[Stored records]
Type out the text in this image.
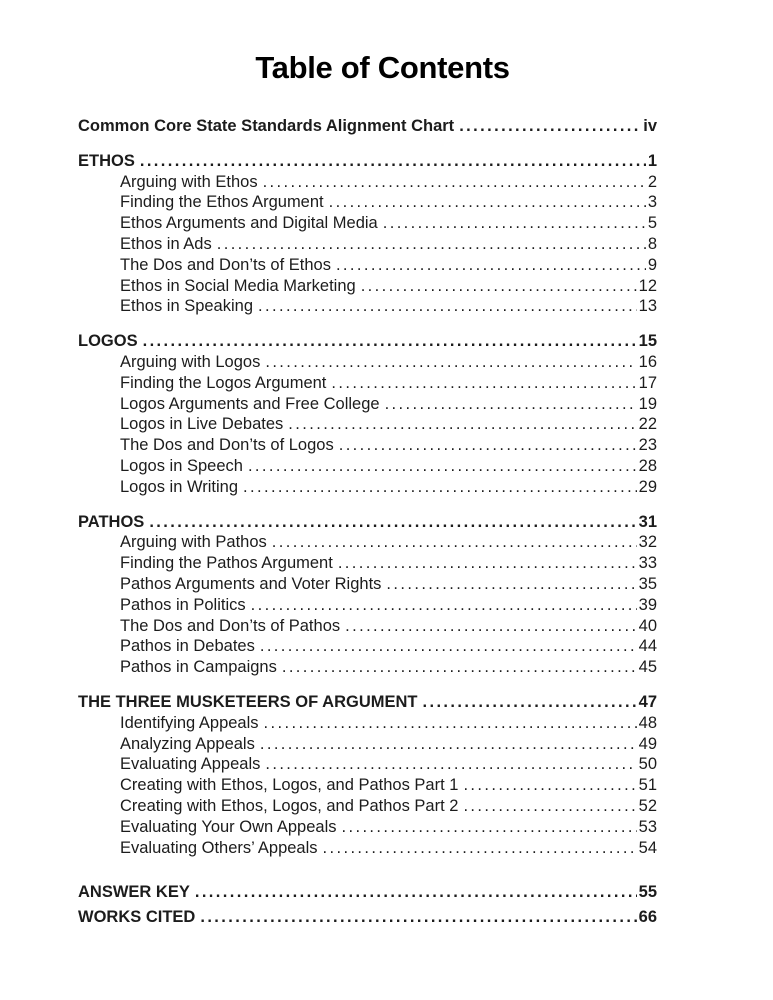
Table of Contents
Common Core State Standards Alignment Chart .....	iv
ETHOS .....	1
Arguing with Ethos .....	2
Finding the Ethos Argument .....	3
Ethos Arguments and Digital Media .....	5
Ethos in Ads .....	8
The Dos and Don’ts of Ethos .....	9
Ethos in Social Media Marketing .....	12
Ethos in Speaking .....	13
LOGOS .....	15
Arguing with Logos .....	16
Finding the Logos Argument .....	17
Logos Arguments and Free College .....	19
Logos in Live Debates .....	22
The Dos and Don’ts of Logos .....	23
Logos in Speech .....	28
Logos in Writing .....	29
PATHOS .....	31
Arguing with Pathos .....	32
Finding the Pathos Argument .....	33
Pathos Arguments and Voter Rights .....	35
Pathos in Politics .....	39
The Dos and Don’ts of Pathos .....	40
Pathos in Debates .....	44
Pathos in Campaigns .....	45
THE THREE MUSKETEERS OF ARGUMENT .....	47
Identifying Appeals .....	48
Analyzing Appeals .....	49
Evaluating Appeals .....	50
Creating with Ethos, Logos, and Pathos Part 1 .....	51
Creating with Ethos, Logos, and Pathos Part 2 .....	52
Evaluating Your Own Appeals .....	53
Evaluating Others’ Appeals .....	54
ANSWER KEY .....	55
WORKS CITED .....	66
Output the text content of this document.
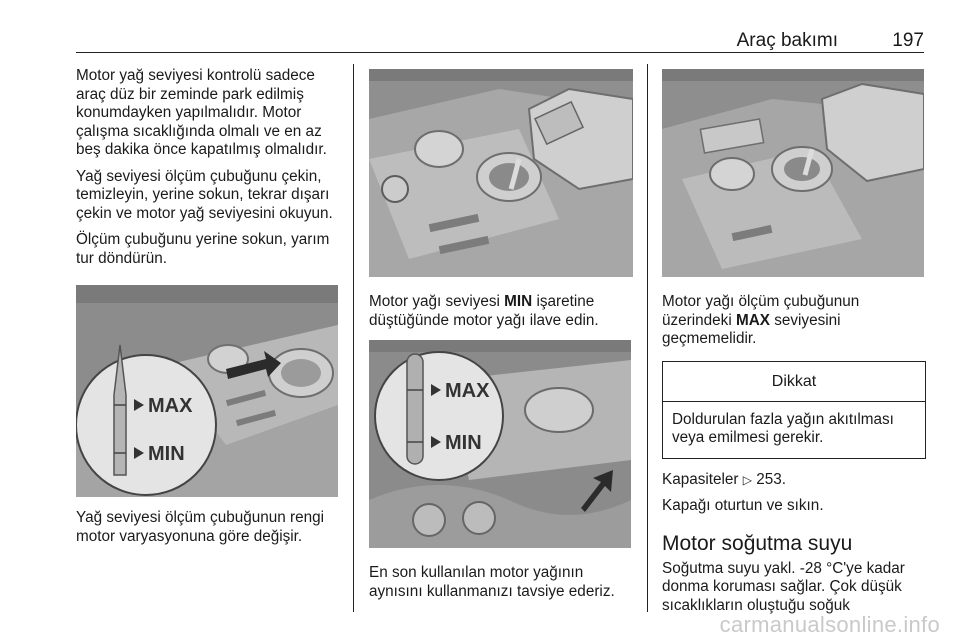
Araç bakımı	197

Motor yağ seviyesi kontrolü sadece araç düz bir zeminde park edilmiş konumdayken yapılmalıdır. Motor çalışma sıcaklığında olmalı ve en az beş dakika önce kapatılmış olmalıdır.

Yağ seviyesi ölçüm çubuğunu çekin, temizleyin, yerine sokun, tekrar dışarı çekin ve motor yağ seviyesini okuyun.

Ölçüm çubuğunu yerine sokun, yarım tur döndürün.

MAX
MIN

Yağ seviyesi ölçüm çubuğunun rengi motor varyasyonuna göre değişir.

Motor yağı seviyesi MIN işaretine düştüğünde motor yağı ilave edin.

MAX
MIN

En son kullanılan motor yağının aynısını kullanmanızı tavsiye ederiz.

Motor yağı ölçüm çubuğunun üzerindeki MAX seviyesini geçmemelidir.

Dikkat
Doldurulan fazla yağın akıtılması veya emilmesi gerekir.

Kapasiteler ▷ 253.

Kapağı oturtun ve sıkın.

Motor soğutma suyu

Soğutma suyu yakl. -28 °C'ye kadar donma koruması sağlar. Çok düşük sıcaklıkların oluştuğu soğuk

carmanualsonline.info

**WHAT THIS TASK INVOLVES**
Which lines of the data include "çubuğunun"? Copy each of them.

**ANSWER TO THE EXERCISE**
Yağ seviyesi ölçüm çubuğunun rengi motor varyasyonuna göre değişir.
Motor yağı ölçüm çubuğunun üzerindeki MAX seviyesini geçmemelidir.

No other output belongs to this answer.